WHAT THE EXERCISE ASKS »
Search the material for the word "which" and copy each line that holds it.

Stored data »
»»

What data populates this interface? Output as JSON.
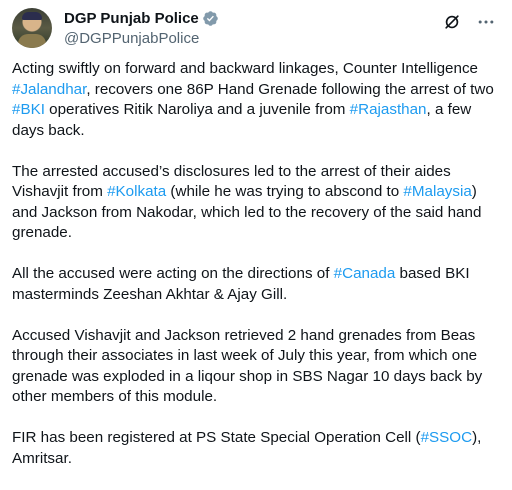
{
  "author": {
    "display_name": "DGP Punjab Police",
    "handle": "@DGPPunjabPolice"
  },
  "icons": {
    "verified": "verified-badge-icon",
    "grok": "grok-icon",
    "more": "more-options-icon"
  },
  "colors": {
    "hashtag": "#1d9bf0",
    "verified": "#829aab",
    "text": "#0f1419",
    "secondary": "#536471"
  },
  "paragraphs": [
    {
      "segments": [
        {
          "text": "Acting swiftly on forward and backward linkages, Counter Intelligence "
        },
        {
          "text": "#Jalandhar",
          "tag": true
        },
        {
          "text": ", recovers one 86P Hand Grenade following the arrest of two "
        },
        {
          "text": "#BKI",
          "tag": true
        },
        {
          "text": " operatives Ritik Naroliya and a juvenile from "
        },
        {
          "text": "#Rajasthan",
          "tag": true
        },
        {
          "text": ", a few days back."
        }
      ]
    },
    {
      "segments": [
        {
          "text": "The arrested accused’s disclosures led to the arrest of their aides Vishavjit from "
        },
        {
          "text": "#Kolkata",
          "tag": true
        },
        {
          "text": " (while he was trying to abscond to "
        },
        {
          "text": "#Malaysia",
          "tag": true
        },
        {
          "text": ") and Jackson from Nakodar, which led to the recovery of the said hand grenade."
        }
      ]
    },
    {
      "segments": [
        {
          "text": "All the accused were acting on the directions of "
        },
        {
          "text": "#Canada",
          "tag": true
        },
        {
          "text": " based BKI masterminds Zeeshan Akhtar & Ajay Gill."
        }
      ]
    },
    {
      "segments": [
        {
          "text": "Accused Vishavjit and Jackson retrieved 2 hand grenades from Beas through their associates in last week of July this year, from which one grenade was exploded in a liqour shop in SBS Nagar 10 days back by other members of this module."
        }
      ]
    },
    {
      "segments": [
        {
          "text": "FIR has been registered at PS State Special Operation Cell ("
        },
        {
          "text": "#SSOC",
          "tag": true
        },
        {
          "text": "), Amritsar."
        }
      ]
    }
  ]
}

««

FINAL RESULT »
          "text": ") and Jackson from Nakodar, which led to the recovery of the said hand grenade."
          "text": "Accused Vishavjit and Jackson retrieved 2 hand grenades from Beas through their associates in last week of July this year, from which one grenade was exploded in a liqour shop in SBS Nagar 10 days back by other members of this module."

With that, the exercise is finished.